◆ JOB: Copy out all the records exactly.

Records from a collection
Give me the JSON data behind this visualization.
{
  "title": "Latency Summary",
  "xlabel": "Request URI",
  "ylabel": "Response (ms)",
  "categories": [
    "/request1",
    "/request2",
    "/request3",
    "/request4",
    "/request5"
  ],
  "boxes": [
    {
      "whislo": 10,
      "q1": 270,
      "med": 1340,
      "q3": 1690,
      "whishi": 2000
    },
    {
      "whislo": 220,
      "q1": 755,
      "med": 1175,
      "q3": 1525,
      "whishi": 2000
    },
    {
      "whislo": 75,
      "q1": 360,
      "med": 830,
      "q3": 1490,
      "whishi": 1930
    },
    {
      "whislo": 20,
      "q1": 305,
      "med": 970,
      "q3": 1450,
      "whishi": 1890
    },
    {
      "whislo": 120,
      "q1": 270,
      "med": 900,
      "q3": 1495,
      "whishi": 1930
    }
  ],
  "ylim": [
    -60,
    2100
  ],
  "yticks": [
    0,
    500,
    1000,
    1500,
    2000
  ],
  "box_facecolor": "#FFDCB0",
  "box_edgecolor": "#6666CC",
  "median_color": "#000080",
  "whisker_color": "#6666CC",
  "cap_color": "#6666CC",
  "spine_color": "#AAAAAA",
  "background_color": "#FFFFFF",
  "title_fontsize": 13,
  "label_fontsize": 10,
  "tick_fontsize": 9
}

◆ SOLUTION TO THIS EXERCISE:
Give me the JSON data behind this visualization.
{
  "title": "Latency Summary",
  "xlabel": "Request URI",
  "ylabel": "Response (ms)",
  "categories": [
    "/request1",
    "/request2",
    "/request3",
    "/request4",
    "/request5"
  ],
  "boxes": [
    {
      "whislo": 10,
      "q1": 270,
      "med": 1340,
      "q3": 1690,
      "whishi": 2000
    },
    {
      "whislo": 220,
      "q1": 755,
      "med": 1175,
      "q3": 1525,
      "whishi": 2000
    },
    {
      "whislo": 75,
      "q1": 360,
      "med": 830,
      "q3": 1490,
      "whishi": 1930
    },
    {
      "whislo": 20,
      "q1": 305,
      "med": 970,
      "q3": 1450,
      "whishi": 1890
    },
    {
      "whislo": 120,
      "q1": 270,
      "med": 900,
      "q3": 1495,
      "whishi": 1930
    }
  ],
  "ylim": [
    -60,
    2100
  ],
  "yticks": [
    0,
    500,
    1000,
    1500,
    2000
  ],
  "box_facecolor": "#FFDCB0",
  "box_edgecolor": "#6666CC",
  "median_color": "#000080",
  "whisker_color": "#6666CC",
  "cap_color": "#6666CC",
  "spine_color": "#AAAAAA",
  "background_color": "#FFFFFF",
  "title_fontsize": 13,
  "label_fontsize": 10,
  "tick_fontsize": 9
}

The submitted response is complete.